[start]

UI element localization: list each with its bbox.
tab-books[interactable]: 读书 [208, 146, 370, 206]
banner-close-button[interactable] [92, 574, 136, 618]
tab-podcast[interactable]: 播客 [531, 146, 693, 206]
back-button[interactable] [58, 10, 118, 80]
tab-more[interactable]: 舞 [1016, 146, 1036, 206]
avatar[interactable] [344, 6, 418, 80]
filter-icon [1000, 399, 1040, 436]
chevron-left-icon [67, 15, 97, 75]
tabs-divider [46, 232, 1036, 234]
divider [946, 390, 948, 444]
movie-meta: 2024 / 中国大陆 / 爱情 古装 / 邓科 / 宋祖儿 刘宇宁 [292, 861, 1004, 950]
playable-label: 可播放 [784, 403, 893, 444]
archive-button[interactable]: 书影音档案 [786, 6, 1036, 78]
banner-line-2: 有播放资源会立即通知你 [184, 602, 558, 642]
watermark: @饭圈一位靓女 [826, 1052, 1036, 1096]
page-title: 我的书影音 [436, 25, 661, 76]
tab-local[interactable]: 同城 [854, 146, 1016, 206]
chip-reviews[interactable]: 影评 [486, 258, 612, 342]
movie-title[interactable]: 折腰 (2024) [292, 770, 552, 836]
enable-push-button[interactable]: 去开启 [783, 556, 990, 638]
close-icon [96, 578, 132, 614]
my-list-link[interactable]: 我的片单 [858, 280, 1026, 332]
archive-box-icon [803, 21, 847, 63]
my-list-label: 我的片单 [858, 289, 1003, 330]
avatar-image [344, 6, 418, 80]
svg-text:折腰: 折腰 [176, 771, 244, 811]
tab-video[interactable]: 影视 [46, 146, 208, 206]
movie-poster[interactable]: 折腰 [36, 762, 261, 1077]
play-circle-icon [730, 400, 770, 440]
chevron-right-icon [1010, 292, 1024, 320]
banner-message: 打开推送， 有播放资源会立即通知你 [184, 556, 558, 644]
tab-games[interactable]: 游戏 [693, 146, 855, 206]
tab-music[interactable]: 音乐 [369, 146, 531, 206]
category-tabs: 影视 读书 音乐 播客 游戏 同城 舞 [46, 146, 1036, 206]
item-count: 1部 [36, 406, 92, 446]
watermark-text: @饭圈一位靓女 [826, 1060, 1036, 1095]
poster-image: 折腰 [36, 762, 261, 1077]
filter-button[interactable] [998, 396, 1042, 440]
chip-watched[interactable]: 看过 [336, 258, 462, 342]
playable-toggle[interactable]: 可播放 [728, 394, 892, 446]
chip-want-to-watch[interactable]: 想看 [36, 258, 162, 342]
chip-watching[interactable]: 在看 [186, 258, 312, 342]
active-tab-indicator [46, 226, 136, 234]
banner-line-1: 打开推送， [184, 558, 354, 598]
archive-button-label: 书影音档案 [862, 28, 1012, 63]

[end]

## Exercise aim
Count the lines in the items above that contain the string "image". Reply with the number only.

## Response to this exercise
2